Excerpts from a figure dataset:
## Start
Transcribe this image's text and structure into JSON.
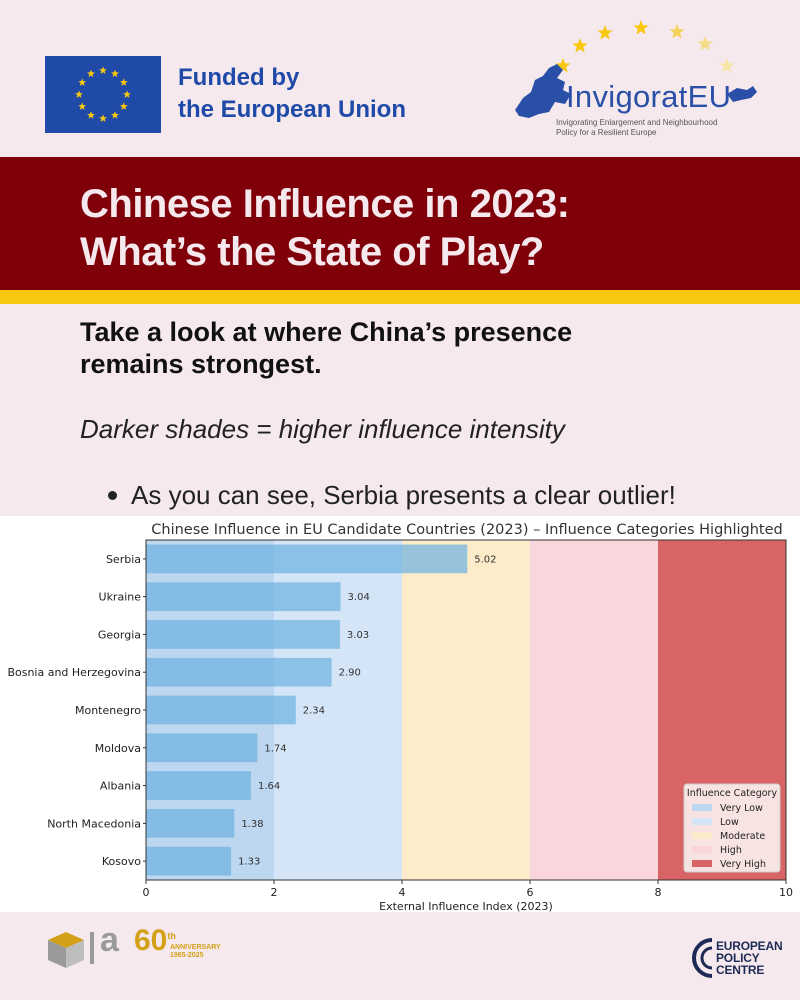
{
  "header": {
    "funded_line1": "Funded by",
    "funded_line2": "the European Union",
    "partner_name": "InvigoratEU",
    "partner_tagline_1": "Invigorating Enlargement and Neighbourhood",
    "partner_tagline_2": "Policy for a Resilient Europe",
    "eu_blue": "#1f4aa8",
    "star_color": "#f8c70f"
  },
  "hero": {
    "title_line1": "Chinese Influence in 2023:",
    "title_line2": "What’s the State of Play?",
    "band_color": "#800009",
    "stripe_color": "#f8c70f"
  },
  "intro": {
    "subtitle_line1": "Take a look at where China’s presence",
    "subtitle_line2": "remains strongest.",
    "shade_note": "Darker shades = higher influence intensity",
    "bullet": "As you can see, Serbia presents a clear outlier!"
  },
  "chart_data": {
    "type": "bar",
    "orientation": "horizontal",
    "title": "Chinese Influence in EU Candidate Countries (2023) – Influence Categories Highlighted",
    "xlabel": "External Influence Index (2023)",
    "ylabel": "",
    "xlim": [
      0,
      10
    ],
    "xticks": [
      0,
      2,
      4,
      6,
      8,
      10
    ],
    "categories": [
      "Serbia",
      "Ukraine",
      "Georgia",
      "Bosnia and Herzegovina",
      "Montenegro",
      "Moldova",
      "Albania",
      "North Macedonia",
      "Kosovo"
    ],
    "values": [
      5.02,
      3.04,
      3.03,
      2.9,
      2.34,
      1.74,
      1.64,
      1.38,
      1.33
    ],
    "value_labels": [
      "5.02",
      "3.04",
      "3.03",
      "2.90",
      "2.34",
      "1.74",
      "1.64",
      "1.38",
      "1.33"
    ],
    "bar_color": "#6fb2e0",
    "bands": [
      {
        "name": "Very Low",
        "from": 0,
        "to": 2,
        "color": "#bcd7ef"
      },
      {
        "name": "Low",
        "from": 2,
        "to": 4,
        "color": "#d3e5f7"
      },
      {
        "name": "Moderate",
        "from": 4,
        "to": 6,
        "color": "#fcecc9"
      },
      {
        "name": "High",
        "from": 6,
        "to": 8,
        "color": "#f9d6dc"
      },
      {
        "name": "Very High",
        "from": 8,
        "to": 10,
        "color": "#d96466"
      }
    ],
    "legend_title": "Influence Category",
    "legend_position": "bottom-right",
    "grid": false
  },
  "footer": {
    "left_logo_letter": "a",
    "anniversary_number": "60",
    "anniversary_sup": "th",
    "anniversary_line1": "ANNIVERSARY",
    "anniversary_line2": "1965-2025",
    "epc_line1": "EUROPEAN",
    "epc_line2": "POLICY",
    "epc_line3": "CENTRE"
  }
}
## End
# Task:
Print all of the entries word for word. Skip any images they contain.

# Solution for this problem:
Transcribe this image's text and structure into JSON.
{
  "header": {
    "funded_line1": "Funded by",
    "funded_line2": "the European Union",
    "partner_name": "InvigoratEU",
    "partner_tagline_1": "Invigorating Enlargement and Neighbourhood",
    "partner_tagline_2": "Policy for a Resilient Europe",
    "eu_blue": "#1f4aa8",
    "star_color": "#f8c70f"
  },
  "hero": {
    "title_line1": "Chinese Influence in 2023:",
    "title_line2": "What’s the State of Play?",
    "band_color": "#800009",
    "stripe_color": "#f8c70f"
  },
  "intro": {
    "subtitle_line1": "Take a look at where China’s presence",
    "subtitle_line2": "remains strongest.",
    "shade_note": "Darker shades = higher influence intensity",
    "bullet": "As you can see, Serbia presents a clear outlier!"
  },
  "chart_data": {
    "type": "bar",
    "orientation": "horizontal",
    "title": "Chinese Influence in EU Candidate Countries (2023) – Influence Categories Highlighted",
    "xlabel": "External Influence Index (2023)",
    "ylabel": "",
    "xlim": [
      0,
      10
    ],
    "xticks": [
      0,
      2,
      4,
      6,
      8,
      10
    ],
    "categories": [
      "Serbia",
      "Ukraine",
      "Georgia",
      "Bosnia and Herzegovina",
      "Montenegro",
      "Moldova",
      "Albania",
      "North Macedonia",
      "Kosovo"
    ],
    "values": [
      5.02,
      3.04,
      3.03,
      2.9,
      2.34,
      1.74,
      1.64,
      1.38,
      1.33
    ],
    "value_labels": [
      "5.02",
      "3.04",
      "3.03",
      "2.90",
      "2.34",
      "1.74",
      "1.64",
      "1.38",
      "1.33"
    ],
    "bar_color": "#6fb2e0",
    "bands": [
      {
        "name": "Very Low",
        "from": 0,
        "to": 2,
        "color": "#bcd7ef"
      },
      {
        "name": "Low",
        "from": 2,
        "to": 4,
        "color": "#d3e5f7"
      },
      {
        "name": "Moderate",
        "from": 4,
        "to": 6,
        "color": "#fcecc9"
      },
      {
        "name": "High",
        "from": 6,
        "to": 8,
        "color": "#f9d6dc"
      },
      {
        "name": "Very High",
        "from": 8,
        "to": 10,
        "color": "#d96466"
      }
    ],
    "legend_title": "Influence Category",
    "legend_position": "bottom-right",
    "grid": false
  },
  "footer": {
    "left_logo_letter": "a",
    "anniversary_number": "60",
    "anniversary_sup": "th",
    "anniversary_line1": "ANNIVERSARY",
    "anniversary_line2": "1965-2025",
    "epc_line1": "EUROPEAN",
    "epc_line2": "POLICY",
    "epc_line3": "CENTRE"
  }
}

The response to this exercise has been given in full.